WHAT IS BEING ASKED
Omit the images, then output each of the records below exactly.

[Stored data]
────

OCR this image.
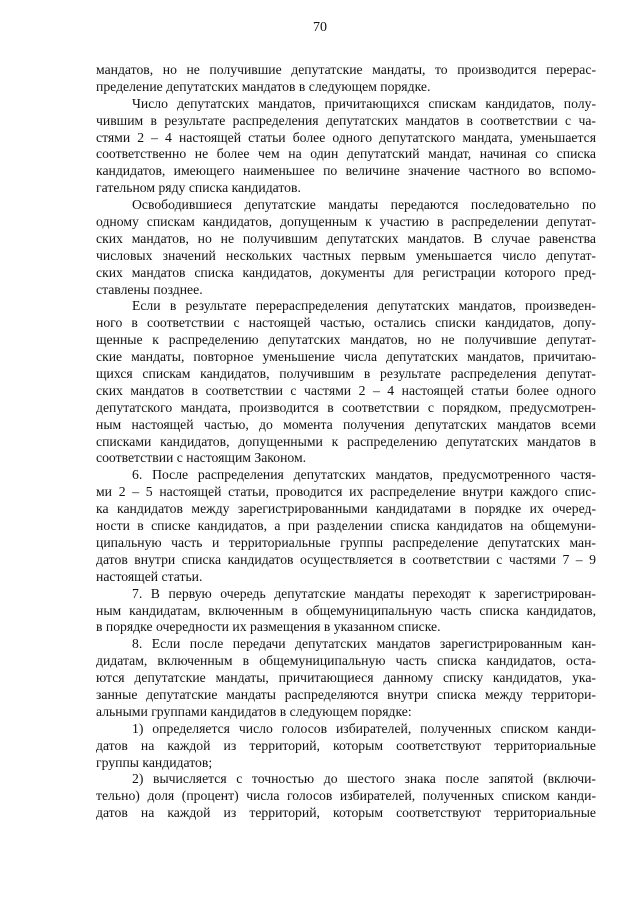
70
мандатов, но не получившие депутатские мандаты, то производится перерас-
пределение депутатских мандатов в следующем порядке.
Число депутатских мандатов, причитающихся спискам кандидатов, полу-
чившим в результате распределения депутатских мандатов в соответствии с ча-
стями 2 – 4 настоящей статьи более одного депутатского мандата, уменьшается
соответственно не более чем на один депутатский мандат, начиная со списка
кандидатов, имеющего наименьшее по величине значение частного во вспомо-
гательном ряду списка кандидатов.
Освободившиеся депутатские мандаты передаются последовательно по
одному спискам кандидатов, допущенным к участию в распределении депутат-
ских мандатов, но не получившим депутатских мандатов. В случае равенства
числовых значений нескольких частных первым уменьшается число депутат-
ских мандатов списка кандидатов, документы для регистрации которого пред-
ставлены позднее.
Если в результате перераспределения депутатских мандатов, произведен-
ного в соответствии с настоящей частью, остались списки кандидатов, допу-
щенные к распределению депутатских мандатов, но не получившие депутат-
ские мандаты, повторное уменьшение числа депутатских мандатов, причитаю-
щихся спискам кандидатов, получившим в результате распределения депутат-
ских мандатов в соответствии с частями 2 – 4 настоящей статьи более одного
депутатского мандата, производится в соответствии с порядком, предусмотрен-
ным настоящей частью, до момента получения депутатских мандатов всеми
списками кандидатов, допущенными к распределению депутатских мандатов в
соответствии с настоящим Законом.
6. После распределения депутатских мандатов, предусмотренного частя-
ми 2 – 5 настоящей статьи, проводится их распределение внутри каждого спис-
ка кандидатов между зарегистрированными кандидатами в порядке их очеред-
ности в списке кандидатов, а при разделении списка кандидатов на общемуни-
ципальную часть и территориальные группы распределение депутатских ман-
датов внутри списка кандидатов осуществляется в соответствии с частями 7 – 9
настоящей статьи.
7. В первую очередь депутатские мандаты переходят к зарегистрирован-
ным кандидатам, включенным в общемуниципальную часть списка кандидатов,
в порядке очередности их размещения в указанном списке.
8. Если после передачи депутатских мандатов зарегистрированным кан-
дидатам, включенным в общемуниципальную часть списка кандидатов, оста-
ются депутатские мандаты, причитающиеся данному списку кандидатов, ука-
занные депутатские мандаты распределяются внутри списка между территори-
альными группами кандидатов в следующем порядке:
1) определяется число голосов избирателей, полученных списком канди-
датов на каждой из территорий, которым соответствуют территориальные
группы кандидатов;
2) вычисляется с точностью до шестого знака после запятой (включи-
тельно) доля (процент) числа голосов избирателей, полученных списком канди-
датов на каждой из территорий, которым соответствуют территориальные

────

THE REPLY
OCR this image.
70
мандатов, но не получившие депутатские мандаты, то производится перерас-
пределение депутатских мандатов в следующем порядке.
Число депутатских мандатов, причитающихся спискам кандидатов, полу-
чившим в результате распределения депутатских мандатов в соответствии с ча-
стями 2 – 4 настоящей статьи более одного депутатского мандата, уменьшается
соответственно не более чем на один депутатский мандат, начиная со списка
кандидатов, имеющего наименьшее по величине значение частного во вспомо-
гательном ряду списка кандидатов.
Освободившиеся депутатские мандаты передаются последовательно по
одному спискам кандидатов, допущенным к участию в распределении депутат-
ских мандатов, но не получившим депутатских мандатов. В случае равенства
числовых значений нескольких частных первым уменьшается число депутат-
ских мандатов списка кандидатов, документы для регистрации которого пред-
ставлены позднее.
Если в результате перераспределения депутатских мандатов, произведен-
ного в соответствии с настоящей частью, остались списки кандидатов, допу-
щенные к распределению депутатских мандатов, но не получившие депутат-
ские мандаты, повторное уменьшение числа депутатских мандатов, причитаю-
щихся спискам кандидатов, получившим в результате распределения депутат-
ских мандатов в соответствии с частями 2 – 4 настоящей статьи более одного
депутатского мандата, производится в соответствии с порядком, предусмотрен-
ным настоящей частью, до момента получения депутатских мандатов всеми
списками кандидатов, допущенными к распределению депутатских мандатов в
соответствии с настоящим Законом.
6. После распределения депутатских мандатов, предусмотренного частя-
ми 2 – 5 настоящей статьи, проводится их распределение внутри каждого спис-
ка кандидатов между зарегистрированными кандидатами в порядке их очеред-
ности в списке кандидатов, а при разделении списка кандидатов на общемуни-
ципальную часть и территориальные группы распределение депутатских ман-
датов внутри списка кандидатов осуществляется в соответствии с частями 7 – 9
настоящей статьи.
7. В первую очередь депутатские мандаты переходят к зарегистрирован-
ным кандидатам, включенным в общемуниципальную часть списка кандидатов,
в порядке очередности их размещения в указанном списке.
8. Если после передачи депутатских мандатов зарегистрированным кан-
дидатам, включенным в общемуниципальную часть списка кандидатов, оста-
ются депутатские мандаты, причитающиеся данному списку кандидатов, ука-
занные депутатские мандаты распределяются внутри списка между территори-
альными группами кандидатов в следующем порядке:
1) определяется число голосов избирателей, полученных списком канди-
датов на каждой из территорий, которым соответствуют территориальные
группы кандидатов;
2) вычисляется с точностью до шестого знака после запятой (включи-
тельно) доля (процент) числа голосов избирателей, полученных списком канди-
датов на каждой из территорий, которым соответствуют территориальные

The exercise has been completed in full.